— Part of a data file —

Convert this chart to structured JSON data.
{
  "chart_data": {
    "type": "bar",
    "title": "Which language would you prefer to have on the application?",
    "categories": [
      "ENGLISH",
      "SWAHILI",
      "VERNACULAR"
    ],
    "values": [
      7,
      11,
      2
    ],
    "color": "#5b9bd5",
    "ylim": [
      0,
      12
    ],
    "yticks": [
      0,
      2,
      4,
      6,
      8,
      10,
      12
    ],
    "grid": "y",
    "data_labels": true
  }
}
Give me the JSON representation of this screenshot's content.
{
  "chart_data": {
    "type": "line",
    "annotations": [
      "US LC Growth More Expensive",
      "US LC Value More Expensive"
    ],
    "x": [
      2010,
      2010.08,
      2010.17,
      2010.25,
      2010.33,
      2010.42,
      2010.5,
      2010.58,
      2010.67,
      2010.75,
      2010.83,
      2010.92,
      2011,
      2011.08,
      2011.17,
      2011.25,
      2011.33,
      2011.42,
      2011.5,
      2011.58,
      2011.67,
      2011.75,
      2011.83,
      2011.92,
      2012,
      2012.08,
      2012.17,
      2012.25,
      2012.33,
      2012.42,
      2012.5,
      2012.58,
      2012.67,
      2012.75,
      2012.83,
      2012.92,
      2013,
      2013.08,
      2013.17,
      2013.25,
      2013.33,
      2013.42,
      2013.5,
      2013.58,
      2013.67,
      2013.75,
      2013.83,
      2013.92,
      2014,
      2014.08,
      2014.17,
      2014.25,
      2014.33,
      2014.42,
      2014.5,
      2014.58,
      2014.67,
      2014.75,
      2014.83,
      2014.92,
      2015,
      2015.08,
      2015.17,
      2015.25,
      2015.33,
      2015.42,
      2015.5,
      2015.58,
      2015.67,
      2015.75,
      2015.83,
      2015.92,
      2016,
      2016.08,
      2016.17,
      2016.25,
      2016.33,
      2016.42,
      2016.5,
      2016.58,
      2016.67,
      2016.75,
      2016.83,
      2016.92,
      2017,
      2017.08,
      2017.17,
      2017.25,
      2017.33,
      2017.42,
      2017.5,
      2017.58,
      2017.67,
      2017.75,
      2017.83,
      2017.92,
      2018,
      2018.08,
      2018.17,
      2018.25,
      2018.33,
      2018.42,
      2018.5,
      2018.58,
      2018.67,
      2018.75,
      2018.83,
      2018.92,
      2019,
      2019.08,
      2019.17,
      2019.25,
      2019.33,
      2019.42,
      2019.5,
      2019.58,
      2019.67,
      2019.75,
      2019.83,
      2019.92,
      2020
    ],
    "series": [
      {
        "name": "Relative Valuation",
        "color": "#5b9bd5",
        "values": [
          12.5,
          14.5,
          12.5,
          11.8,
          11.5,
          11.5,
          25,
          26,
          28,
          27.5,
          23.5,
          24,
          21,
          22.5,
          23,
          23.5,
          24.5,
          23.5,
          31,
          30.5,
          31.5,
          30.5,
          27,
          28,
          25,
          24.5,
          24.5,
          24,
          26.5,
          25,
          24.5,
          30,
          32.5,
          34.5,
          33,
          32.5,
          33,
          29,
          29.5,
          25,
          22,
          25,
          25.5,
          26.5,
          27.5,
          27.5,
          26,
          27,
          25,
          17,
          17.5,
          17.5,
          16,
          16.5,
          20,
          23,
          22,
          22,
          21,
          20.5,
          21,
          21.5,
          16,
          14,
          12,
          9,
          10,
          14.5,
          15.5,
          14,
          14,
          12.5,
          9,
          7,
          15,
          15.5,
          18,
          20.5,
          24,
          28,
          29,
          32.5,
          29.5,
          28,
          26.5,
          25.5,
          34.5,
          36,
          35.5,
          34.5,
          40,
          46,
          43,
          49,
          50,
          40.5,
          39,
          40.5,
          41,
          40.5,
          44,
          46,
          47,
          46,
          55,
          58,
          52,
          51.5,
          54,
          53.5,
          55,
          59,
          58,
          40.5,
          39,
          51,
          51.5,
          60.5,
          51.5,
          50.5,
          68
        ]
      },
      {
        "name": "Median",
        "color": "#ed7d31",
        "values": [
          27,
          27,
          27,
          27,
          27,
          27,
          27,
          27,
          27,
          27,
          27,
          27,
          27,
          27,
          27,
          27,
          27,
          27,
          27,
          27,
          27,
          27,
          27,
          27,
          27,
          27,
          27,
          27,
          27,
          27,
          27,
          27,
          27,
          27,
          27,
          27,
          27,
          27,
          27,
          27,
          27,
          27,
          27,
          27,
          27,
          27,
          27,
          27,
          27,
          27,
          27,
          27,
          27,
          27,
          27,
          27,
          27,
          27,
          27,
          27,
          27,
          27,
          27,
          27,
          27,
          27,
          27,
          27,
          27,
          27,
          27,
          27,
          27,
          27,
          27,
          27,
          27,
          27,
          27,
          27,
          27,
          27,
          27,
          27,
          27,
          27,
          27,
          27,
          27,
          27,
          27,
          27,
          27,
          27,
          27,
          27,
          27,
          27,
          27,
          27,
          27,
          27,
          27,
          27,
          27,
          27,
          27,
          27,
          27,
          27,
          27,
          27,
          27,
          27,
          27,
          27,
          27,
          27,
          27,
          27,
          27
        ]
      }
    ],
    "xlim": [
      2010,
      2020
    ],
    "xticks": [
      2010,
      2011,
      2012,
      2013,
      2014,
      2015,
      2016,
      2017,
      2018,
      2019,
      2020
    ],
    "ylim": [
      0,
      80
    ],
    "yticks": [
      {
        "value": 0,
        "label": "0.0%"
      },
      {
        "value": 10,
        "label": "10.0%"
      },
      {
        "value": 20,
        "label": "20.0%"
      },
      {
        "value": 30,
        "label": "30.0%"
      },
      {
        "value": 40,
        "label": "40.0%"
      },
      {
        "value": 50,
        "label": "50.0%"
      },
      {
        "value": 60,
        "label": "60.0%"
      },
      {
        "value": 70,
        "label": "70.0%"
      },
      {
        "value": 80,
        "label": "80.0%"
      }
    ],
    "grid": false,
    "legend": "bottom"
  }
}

— DIRECTIONS FOR THIS TASK —
Extract each line from the listing above, please, and repeat it exactly.

— TASK ANSWER —
Convert this chart to structured JSON data.
{
  "chart_data": {
    "type": "bar",
    "title": "Which language would you prefer to have on the application?",
    "categories": [
      "ENGLISH",
      "SWAHILI",
      "VERNACULAR"
    ],
    "values": [
      7,
      11,
      2
    ],
    "color": "#5b9bd5",
    "ylim": [
      0,
      12
    ],
    "yticks": [
      0,
      2,
      4,
      6,
      8,
      10,
      12
    ],
    "grid": "y",
    "data_labels": true
  }
}
Give me the JSON representation of this screenshot's content.
{
  "chart_data": {
    "type": "line",
    "annotations": [
      "US LC Growth More Expensive",
      "US LC Value More Expensive"
    ],
    "x": [
      2010,
      2010.08,
      2010.17,
      2010.25,
      2010.33,
      2010.42,
      2010.5,
      2010.58,
      2010.67,
      2010.75,
      2010.83,
      2010.92,
      2011,
      2011.08,
      2011.17,
      2011.25,
      2011.33,
      2011.42,
      2011.5,
      2011.58,
      2011.67,
      2011.75,
      2011.83,
      2011.92,
      2012,
      2012.08,
      2012.17,
      2012.25,
      2012.33,
      2012.42,
      2012.5,
      2012.58,
      2012.67,
      2012.75,
      2012.83,
      2012.92,
      2013,
      2013.08,
      2013.17,
      2013.25,
      2013.33,
      2013.42,
      2013.5,
      2013.58,
      2013.67,
      2013.75,
      2013.83,
      2013.92,
      2014,
      2014.08,
      2014.17,
      2014.25,
      2014.33,
      2014.42,
      2014.5,
      2014.58,
      2014.67,
      2014.75,
      2014.83,
      2014.92,
      2015,
      2015.08,
      2015.17,
      2015.25,
      2015.33,
      2015.42,
      2015.5,
      2015.58,
      2015.67,
      2015.75,
      2015.83,
      2015.92,
      2016,
      2016.08,
      2016.17,
      2016.25,
      2016.33,
      2016.42,
      2016.5,
      2016.58,
      2016.67,
      2016.75,
      2016.83,
      2016.92,
      2017,
      2017.08,
      2017.17,
      2017.25,
      2017.33,
      2017.42,
      2017.5,
      2017.58,
      2017.67,
      2017.75,
      2017.83,
      2017.92,
      2018,
      2018.08,
      2018.17,
      2018.25,
      2018.33,
      2018.42,
      2018.5,
      2018.58,
      2018.67,
      2018.75,
      2018.83,
      2018.92,
      2019,
      2019.08,
      2019.17,
      2019.25,
      2019.33,
      2019.42,
      2019.5,
      2019.58,
      2019.67,
      2019.75,
      2019.83,
      2019.92,
      2020
    ],
    "series": [
      {
        "name": "Relative Valuation",
        "color": "#5b9bd5",
        "values": [
          12.5,
          14.5,
          12.5,
          11.8,
          11.5,
          11.5,
          25,
          26,
          28,
          27.5,
          23.5,
          24,
          21,
          22.5,
          23,
          23.5,
          24.5,
          23.5,
          31,
          30.5,
          31.5,
          30.5,
          27,
          28,
          25,
          24.5,
          24.5,
          24,
          26.5,
          25,
          24.5,
          30,
          32.5,
          34.5,
          33,
          32.5,
          33,
          29,
          29.5,
          25,
          22,
          25,
          25.5,
          26.5,
          27.5,
          27.5,
          26,
          27,
          25,
          17,
          17.5,
          17.5,
          16,
          16.5,
          20,
          23,
          22,
          22,
          21,
          20.5,
          21,
          21.5,
          16,
          14,
          12,
          9,
          10,
          14.5,
          15.5,
          14,
          14,
          12.5,
          9,
          7,
          15,
          15.5,
          18,
          20.5,
          24,
          28,
          29,
          32.5,
          29.5,
          28,
          26.5,
          25.5,
          34.5,
          36,
          35.5,
          34.5,
          40,
          46,
          43,
          49,
          50,
          40.5,
          39,
          40.5,
          41,
          40.5,
          44,
          46,
          47,
          46,
          55,
          58,
          52,
          51.5,
          54,
          53.5,
          55,
          59,
          58,
          40.5,
          39,
          51,
          51.5,
          60.5,
          51.5,
          50.5,
          68
        ]
      },
      {
        "name": "Median",
        "color": "#ed7d31",
        "values": [
          27,
          27,
          27,
          27,
          27,
          27,
          27,
          27,
          27,
          27,
          27,
          27,
          27,
          27,
          27,
          27,
          27,
          27,
          27,
          27,
          27,
          27,
          27,
          27,
          27,
          27,
          27,
          27,
          27,
          27,
          27,
          27,
          27,
          27,
          27,
          27,
          27,
          27,
          27,
          27,
          27,
          27,
          27,
          27,
          27,
          27,
          27,
          27,
          27,
          27,
          27,
          27,
          27,
          27,
          27,
          27,
          27,
          27,
          27,
          27,
          27,
          27,
          27,
          27,
          27,
          27,
          27,
          27,
          27,
          27,
          27,
          27,
          27,
          27,
          27,
          27,
          27,
          27,
          27,
          27,
          27,
          27,
          27,
          27,
          27,
          27,
          27,
          27,
          27,
          27,
          27,
          27,
          27,
          27,
          27,
          27,
          27,
          27,
          27,
          27,
          27,
          27,
          27,
          27,
          27,
          27,
          27,
          27,
          27,
          27,
          27,
          27,
          27,
          27,
          27,
          27,
          27,
          27,
          27,
          27,
          27
        ]
      }
    ],
    "xlim": [
      2010,
      2020
    ],
    "xticks": [
      2010,
      2011,
      2012,
      2013,
      2014,
      2015,
      2016,
      2017,
      2018,
      2019,
      2020
    ],
    "ylim": [
      0,
      80
    ],
    "yticks": [
      {
        "value": 0,
        "label": "0.0%"
      },
      {
        "value": 10,
        "label": "10.0%"
      },
      {
        "value": 20,
        "label": "20.0%"
      },
      {
        "value": 30,
        "label": "30.0%"
      },
      {
        "value": 40,
        "label": "40.0%"
      },
      {
        "value": 50,
        "label": "50.0%"
      },
      {
        "value": 60,
        "label": "60.0%"
      },
      {
        "value": 70,
        "label": "70.0%"
      },
      {
        "value": 80,
        "label": "80.0%"
      }
    ],
    "grid": false,
    "legend": "bottom"
  }
}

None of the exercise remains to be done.